> **What to produce**:
State only the number of lines that contain the string "SDTVAR".

> **Data excerpts**:
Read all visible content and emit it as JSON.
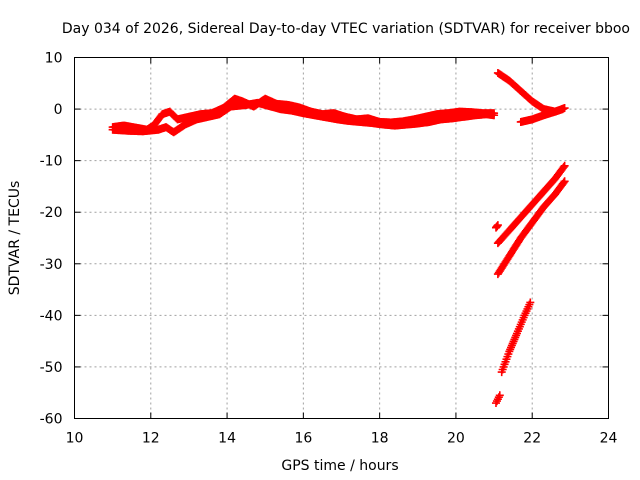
{
  "chart_data": {
    "type": "scatter",
    "title": "Day 034 of 2026, Sidereal Day-to-day VTEC variation (SDTVAR) for receiver bboo",
    "xlabel": "GPS time / hours",
    "ylabel": "SDTVAR / TECUs",
    "xlim": [
      10,
      24
    ],
    "ylim": [
      -60,
      10
    ],
    "xticks": [
      10,
      12,
      14,
      16,
      18,
      20,
      22,
      24
    ],
    "yticks": [
      -60,
      -50,
      -40,
      -30,
      -20,
      -10,
      0,
      10
    ],
    "grid": true,
    "marker": "plus",
    "color": "#ff0000",
    "series": [
      {
        "values": [
          [
            11.0,
            -3.5
          ],
          [
            11.3,
            -3.2
          ],
          [
            11.6,
            -3.6
          ],
          [
            11.9,
            -4.0
          ],
          [
            12.1,
            -3.0
          ],
          [
            12.3,
            -1.0
          ],
          [
            12.5,
            -0.5
          ],
          [
            12.7,
            -2.0
          ],
          [
            13.0,
            -1.5
          ],
          [
            13.3,
            -1.0
          ],
          [
            13.6,
            -0.8
          ],
          [
            13.9,
            0.2
          ],
          [
            14.2,
            2.0
          ],
          [
            14.4,
            1.5
          ],
          [
            14.7,
            0.5
          ],
          [
            15.0,
            2.0
          ],
          [
            15.3,
            1.0
          ],
          [
            15.6,
            0.8
          ],
          [
            15.9,
            0.3
          ],
          [
            16.2,
            -0.5
          ],
          [
            16.5,
            -1.0
          ],
          [
            16.8,
            -0.8
          ],
          [
            17.1,
            -1.5
          ],
          [
            17.4,
            -2.0
          ],
          [
            17.7,
            -1.8
          ],
          [
            18.0,
            -2.5
          ],
          [
            18.3,
            -2.6
          ],
          [
            18.6,
            -2.4
          ],
          [
            18.9,
            -2.0
          ],
          [
            19.2,
            -1.5
          ],
          [
            19.5,
            -1.0
          ],
          [
            19.8,
            -0.8
          ],
          [
            20.1,
            -0.5
          ],
          [
            20.4,
            -0.6
          ],
          [
            20.7,
            -0.8
          ],
          [
            21.0,
            -0.8
          ]
        ]
      },
      {
        "values": [
          [
            11.0,
            -4.0
          ],
          [
            11.4,
            -4.2
          ],
          [
            11.8,
            -4.3
          ],
          [
            12.2,
            -4.0
          ],
          [
            12.4,
            -3.5
          ],
          [
            12.6,
            -4.5
          ],
          [
            12.9,
            -3.0
          ],
          [
            13.2,
            -2.0
          ],
          [
            13.5,
            -1.5
          ],
          [
            13.8,
            -1.0
          ],
          [
            14.1,
            0.5
          ],
          [
            14.5,
            0.8
          ],
          [
            14.8,
            1.2
          ],
          [
            15.1,
            0.6
          ],
          [
            15.4,
            0.0
          ],
          [
            15.7,
            -0.3
          ],
          [
            16.0,
            -0.8
          ],
          [
            16.3,
            -1.2
          ],
          [
            16.6,
            -1.6
          ],
          [
            16.9,
            -2.0
          ],
          [
            17.2,
            -2.3
          ],
          [
            17.5,
            -2.5
          ],
          [
            17.8,
            -2.7
          ],
          [
            18.1,
            -3.0
          ],
          [
            18.4,
            -3.2
          ],
          [
            18.7,
            -3.0
          ],
          [
            19.0,
            -2.8
          ],
          [
            19.3,
            -2.5
          ],
          [
            19.6,
            -2.0
          ],
          [
            19.9,
            -1.8
          ],
          [
            20.2,
            -1.5
          ],
          [
            20.5,
            -1.2
          ],
          [
            20.8,
            -1.0
          ],
          [
            21.0,
            -1.2
          ]
        ]
      },
      {
        "values": [
          [
            21.1,
            7.0
          ],
          [
            21.4,
            5.5
          ],
          [
            21.7,
            3.5
          ],
          [
            22.0,
            1.5
          ],
          [
            22.3,
            0.0
          ],
          [
            22.6,
            -0.5
          ],
          [
            22.8,
            0.0
          ]
        ]
      },
      {
        "values": [
          [
            21.7,
            -2.5
          ],
          [
            22.0,
            -2.0
          ],
          [
            22.3,
            -1.2
          ],
          [
            22.6,
            -0.5
          ],
          [
            22.85,
            0.2
          ]
        ]
      },
      {
        "values": [
          [
            21.1,
            -26.0
          ],
          [
            21.4,
            -23.5
          ],
          [
            21.7,
            -21.0
          ],
          [
            22.0,
            -18.5
          ],
          [
            22.3,
            -16.0
          ],
          [
            22.6,
            -13.5
          ],
          [
            22.85,
            -11.0
          ]
        ]
      },
      {
        "values": [
          [
            21.1,
            -32.0
          ],
          [
            21.4,
            -28.5
          ],
          [
            21.7,
            -25.0
          ],
          [
            22.0,
            -22.0
          ],
          [
            22.3,
            -19.0
          ],
          [
            22.6,
            -16.5
          ],
          [
            22.85,
            -14.0
          ]
        ]
      },
      {
        "values": [
          [
            21.05,
            -23.0
          ],
          [
            21.1,
            -22.5
          ]
        ]
      },
      {
        "values": [
          [
            21.2,
            -51.0
          ],
          [
            21.4,
            -47.0
          ],
          [
            21.6,
            -43.5
          ],
          [
            21.8,
            -40.0
          ],
          [
            21.95,
            -37.5
          ]
        ]
      },
      {
        "values": [
          [
            21.05,
            -57.0
          ],
          [
            21.15,
            -55.5
          ]
        ]
      }
    ]
  }
}
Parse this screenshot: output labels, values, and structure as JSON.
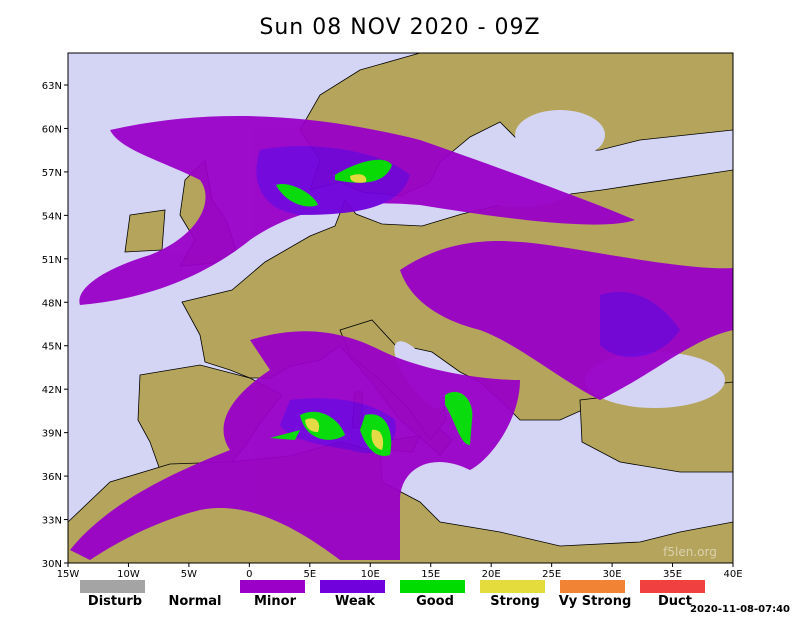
{
  "title": "Sun 08 NOV 2020 - 09Z",
  "lat_labels": [
    "63N",
    "60N",
    "57N",
    "54N",
    "51N",
    "48N",
    "45N",
    "42N",
    "39N",
    "36N",
    "33N",
    "30N"
  ],
  "lon_labels": [
    "15W",
    "10W",
    "5W",
    "0",
    "5E",
    "10E",
    "15E",
    "20E",
    "25E",
    "30E",
    "35E",
    "40E"
  ],
  "legend": [
    {
      "label": "Disturb",
      "color": "#a4a4a4"
    },
    {
      "label": "Normal",
      "color": null
    },
    {
      "label": "Minor",
      "color": "#9a00c8"
    },
    {
      "label": "Weak",
      "color": "#7000dc"
    },
    {
      "label": "Good",
      "color": "#00dc00"
    },
    {
      "label": "Strong",
      "color": "#e4dc3c"
    },
    {
      "label": "Vy Strong",
      "color": "#f08434"
    },
    {
      "label": "Duct",
      "color": "#f04040"
    }
  ],
  "watermark": "f5len.org",
  "timestamp": "2020-11-08-07:40"
}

> **Written response**:
2